→ **Set problem**: Give only a count of the lines that include the string "text".

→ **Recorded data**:
## Start

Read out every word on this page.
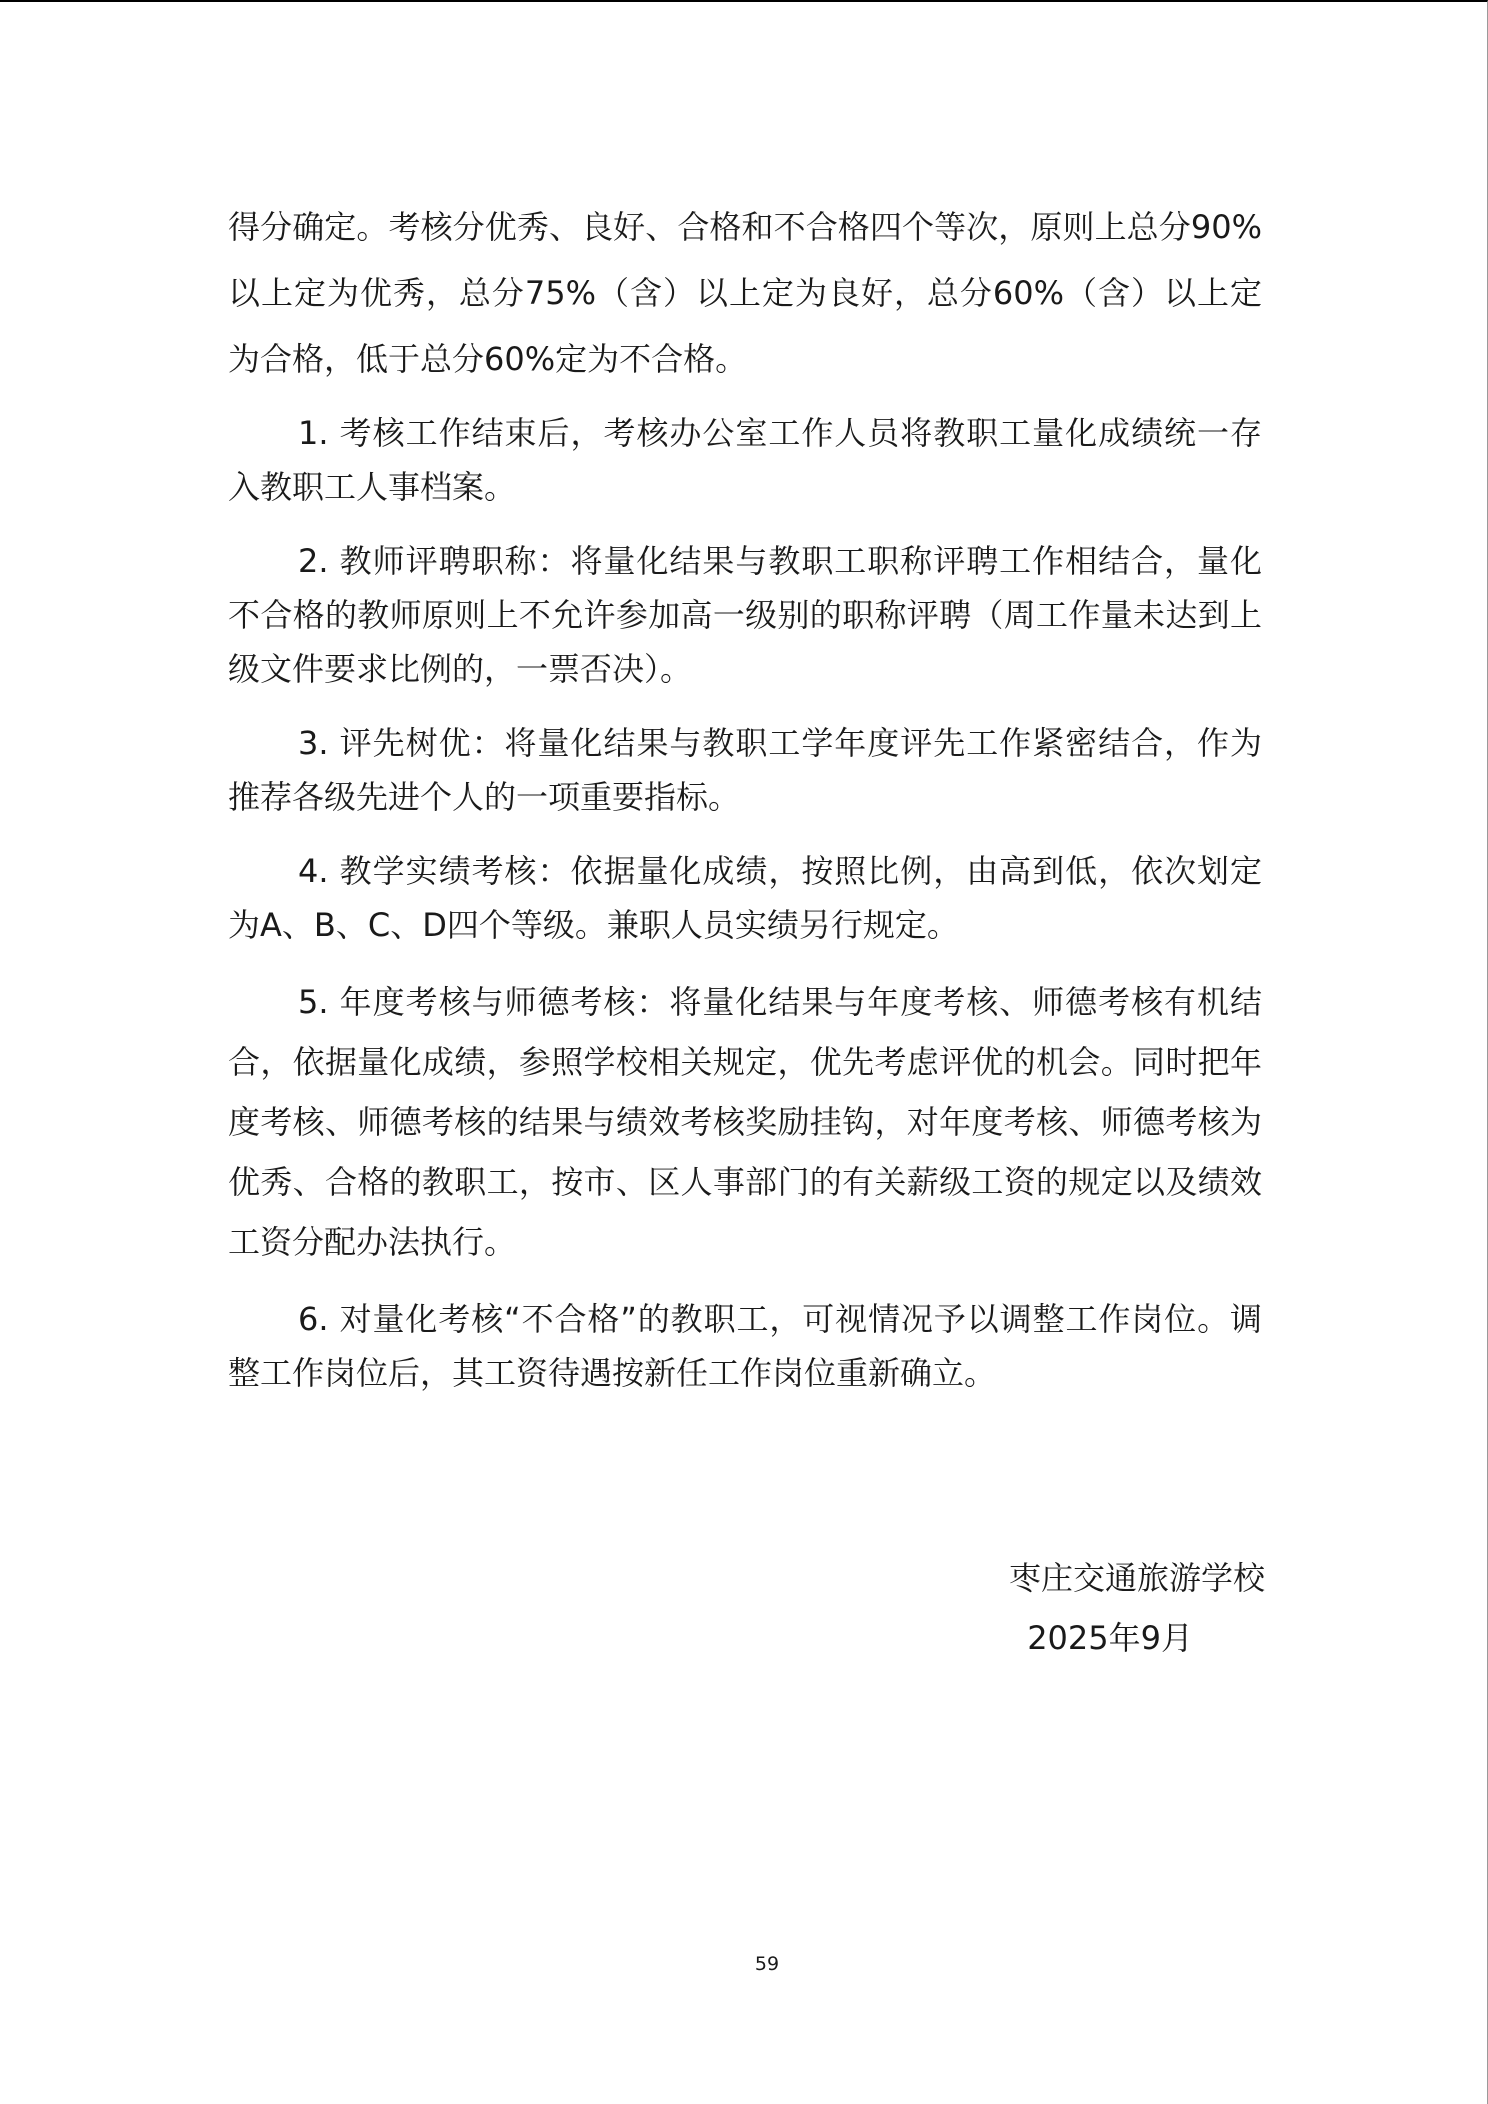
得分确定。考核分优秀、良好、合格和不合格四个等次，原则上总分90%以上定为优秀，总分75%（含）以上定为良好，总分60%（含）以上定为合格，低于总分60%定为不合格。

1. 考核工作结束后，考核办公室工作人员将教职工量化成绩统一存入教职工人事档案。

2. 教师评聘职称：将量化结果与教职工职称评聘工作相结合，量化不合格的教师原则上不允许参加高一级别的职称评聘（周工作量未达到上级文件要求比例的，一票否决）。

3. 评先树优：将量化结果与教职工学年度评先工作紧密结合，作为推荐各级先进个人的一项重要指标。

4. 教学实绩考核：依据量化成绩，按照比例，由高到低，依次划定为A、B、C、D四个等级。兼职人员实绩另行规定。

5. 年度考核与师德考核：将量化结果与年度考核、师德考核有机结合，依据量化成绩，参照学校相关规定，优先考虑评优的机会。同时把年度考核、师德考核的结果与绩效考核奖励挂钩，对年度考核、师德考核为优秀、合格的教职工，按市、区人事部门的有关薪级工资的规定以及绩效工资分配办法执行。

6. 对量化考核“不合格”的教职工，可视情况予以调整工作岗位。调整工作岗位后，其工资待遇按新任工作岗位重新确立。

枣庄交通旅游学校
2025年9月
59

## End
## Start

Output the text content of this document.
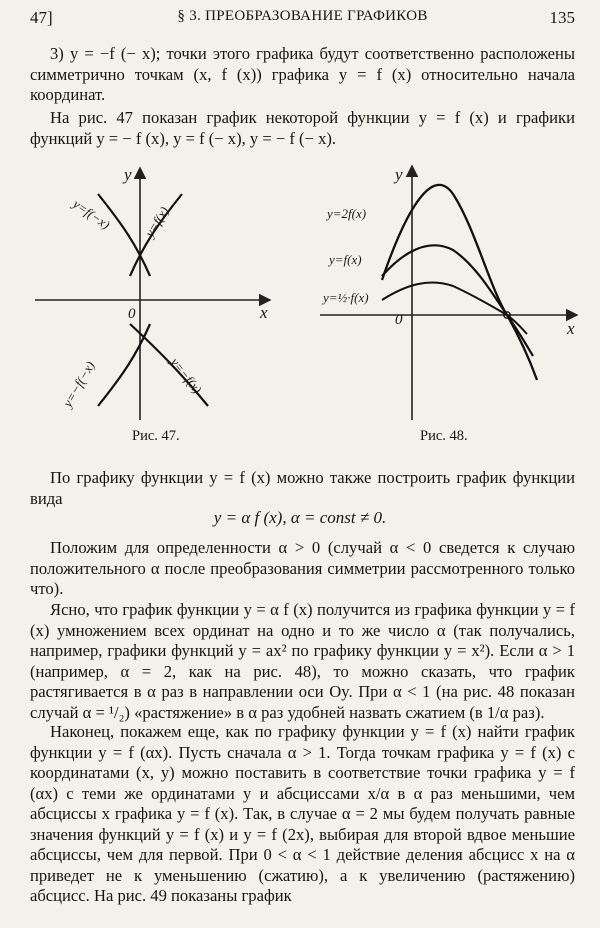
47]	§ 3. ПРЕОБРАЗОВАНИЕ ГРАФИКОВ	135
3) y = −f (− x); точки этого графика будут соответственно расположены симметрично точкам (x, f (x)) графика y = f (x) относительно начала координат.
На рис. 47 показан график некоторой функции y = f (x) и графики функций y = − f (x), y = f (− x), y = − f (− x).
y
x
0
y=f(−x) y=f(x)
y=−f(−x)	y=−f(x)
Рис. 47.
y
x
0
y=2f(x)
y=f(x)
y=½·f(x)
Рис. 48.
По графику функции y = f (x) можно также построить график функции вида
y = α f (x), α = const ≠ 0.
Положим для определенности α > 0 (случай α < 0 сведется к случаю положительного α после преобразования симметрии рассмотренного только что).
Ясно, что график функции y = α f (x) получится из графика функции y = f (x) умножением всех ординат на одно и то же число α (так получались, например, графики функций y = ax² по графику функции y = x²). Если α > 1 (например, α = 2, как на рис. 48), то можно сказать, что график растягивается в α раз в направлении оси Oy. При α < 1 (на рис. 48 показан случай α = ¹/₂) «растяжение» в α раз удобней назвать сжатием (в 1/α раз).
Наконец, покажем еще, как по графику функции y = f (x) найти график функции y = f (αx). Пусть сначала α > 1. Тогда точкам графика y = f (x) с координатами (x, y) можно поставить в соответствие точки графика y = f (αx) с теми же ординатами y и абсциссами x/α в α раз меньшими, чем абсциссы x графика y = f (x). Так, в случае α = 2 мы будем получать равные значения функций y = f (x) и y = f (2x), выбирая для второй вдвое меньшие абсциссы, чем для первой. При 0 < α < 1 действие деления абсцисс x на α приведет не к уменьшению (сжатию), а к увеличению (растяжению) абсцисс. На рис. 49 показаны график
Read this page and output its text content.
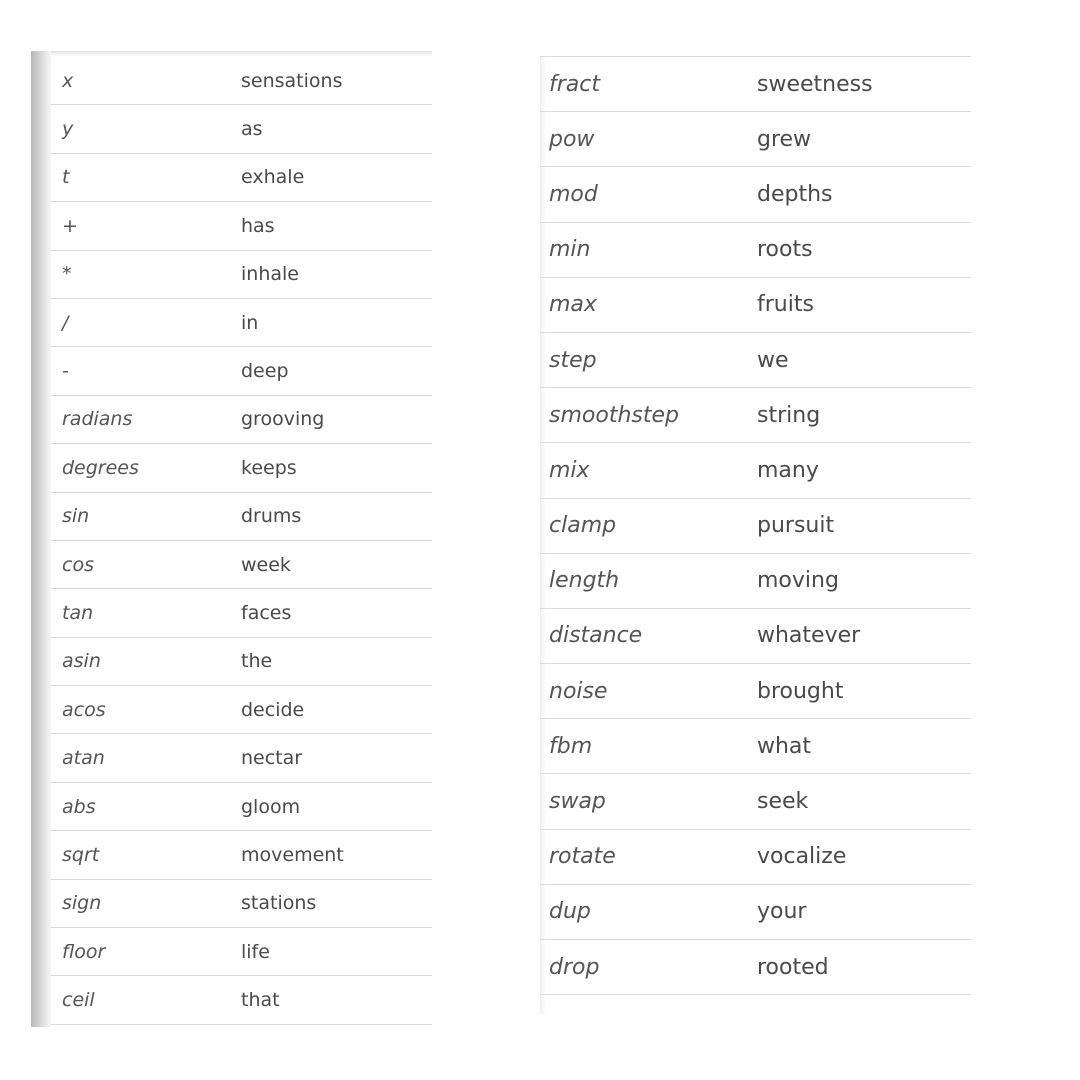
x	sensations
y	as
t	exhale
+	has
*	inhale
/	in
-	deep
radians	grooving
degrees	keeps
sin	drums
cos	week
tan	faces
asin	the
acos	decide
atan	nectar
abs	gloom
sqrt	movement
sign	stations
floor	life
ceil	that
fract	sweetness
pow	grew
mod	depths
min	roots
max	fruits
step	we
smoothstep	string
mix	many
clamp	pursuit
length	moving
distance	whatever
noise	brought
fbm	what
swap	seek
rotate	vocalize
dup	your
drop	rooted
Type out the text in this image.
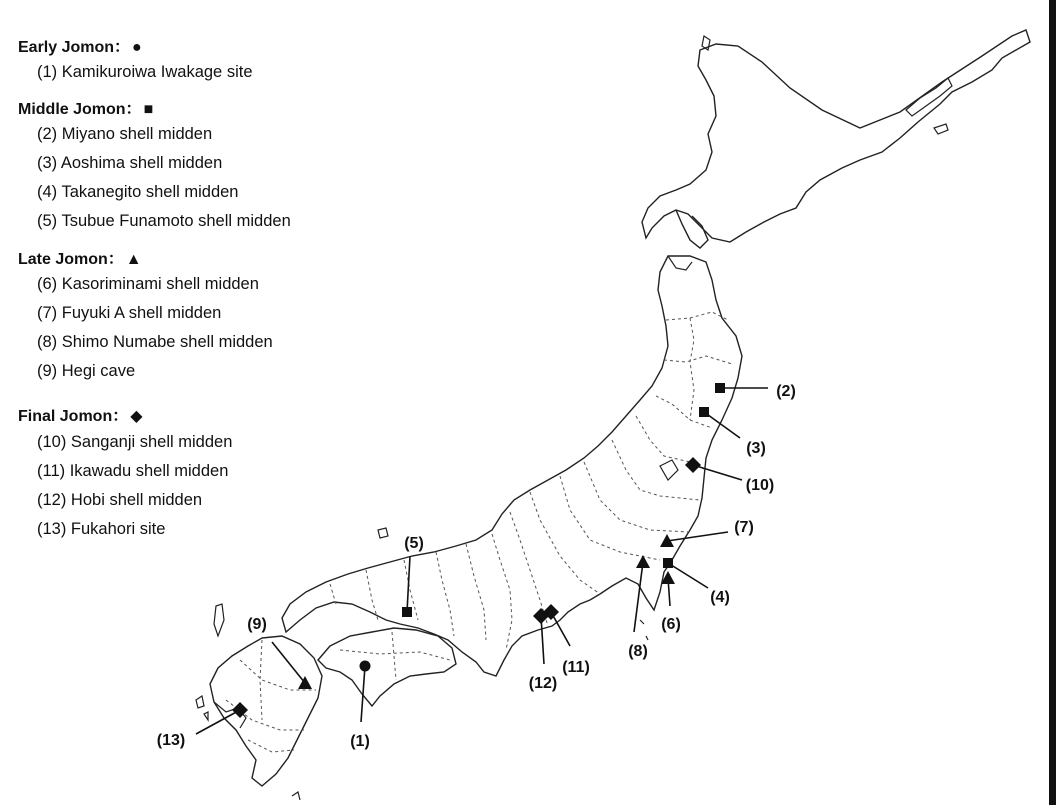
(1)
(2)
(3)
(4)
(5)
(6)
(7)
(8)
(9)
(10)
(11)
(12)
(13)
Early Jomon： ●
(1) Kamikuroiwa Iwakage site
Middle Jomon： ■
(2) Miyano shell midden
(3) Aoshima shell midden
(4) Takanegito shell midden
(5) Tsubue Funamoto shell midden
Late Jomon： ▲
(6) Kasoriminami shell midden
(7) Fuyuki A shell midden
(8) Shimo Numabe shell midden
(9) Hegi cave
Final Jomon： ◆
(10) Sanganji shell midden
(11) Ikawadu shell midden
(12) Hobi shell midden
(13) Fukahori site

## End
## Start

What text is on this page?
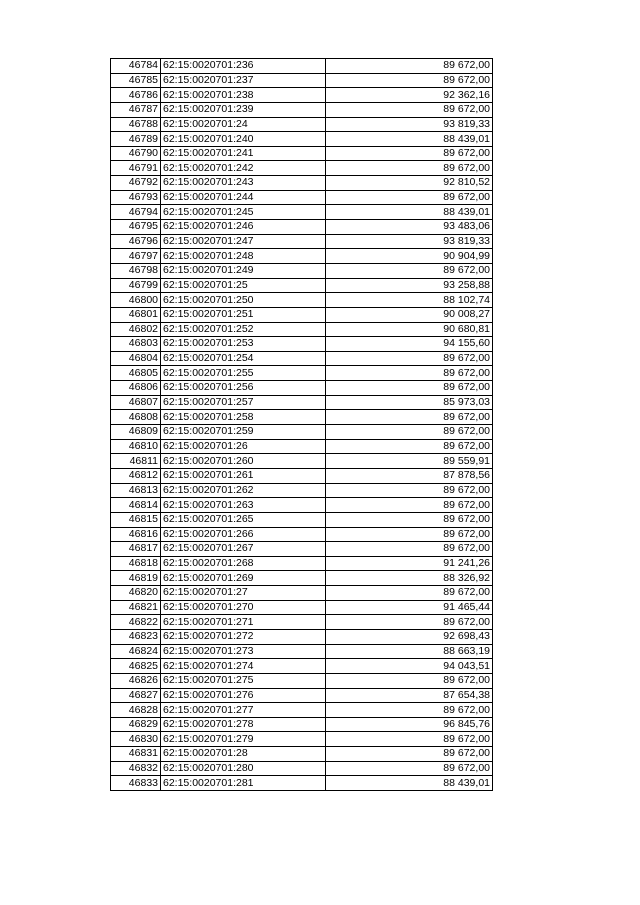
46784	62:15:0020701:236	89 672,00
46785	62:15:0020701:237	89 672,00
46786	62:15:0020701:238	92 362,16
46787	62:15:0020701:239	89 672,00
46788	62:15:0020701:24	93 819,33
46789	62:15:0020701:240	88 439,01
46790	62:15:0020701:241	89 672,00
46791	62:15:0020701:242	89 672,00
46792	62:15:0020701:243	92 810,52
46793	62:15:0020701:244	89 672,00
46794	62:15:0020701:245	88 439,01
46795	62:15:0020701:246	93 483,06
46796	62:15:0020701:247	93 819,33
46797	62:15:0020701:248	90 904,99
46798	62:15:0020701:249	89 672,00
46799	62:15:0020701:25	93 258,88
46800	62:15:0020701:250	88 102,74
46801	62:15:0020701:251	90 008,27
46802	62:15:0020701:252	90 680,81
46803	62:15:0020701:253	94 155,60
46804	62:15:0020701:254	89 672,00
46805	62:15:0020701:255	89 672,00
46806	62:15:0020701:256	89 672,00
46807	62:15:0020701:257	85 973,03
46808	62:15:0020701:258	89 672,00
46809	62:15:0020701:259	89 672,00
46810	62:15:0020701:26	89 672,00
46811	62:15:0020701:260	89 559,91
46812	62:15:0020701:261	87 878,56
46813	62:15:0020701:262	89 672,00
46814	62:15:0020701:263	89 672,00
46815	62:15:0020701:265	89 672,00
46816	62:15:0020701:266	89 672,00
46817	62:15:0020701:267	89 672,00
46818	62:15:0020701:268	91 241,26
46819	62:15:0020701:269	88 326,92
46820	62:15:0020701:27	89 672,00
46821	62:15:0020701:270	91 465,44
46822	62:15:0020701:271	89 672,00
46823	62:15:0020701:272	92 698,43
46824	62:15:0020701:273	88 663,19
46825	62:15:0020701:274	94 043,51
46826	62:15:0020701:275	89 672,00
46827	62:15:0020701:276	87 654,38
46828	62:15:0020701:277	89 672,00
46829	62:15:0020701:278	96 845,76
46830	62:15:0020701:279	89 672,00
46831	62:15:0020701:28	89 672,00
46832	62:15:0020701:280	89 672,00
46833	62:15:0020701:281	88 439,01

## End

→ **Solution for this task**: 4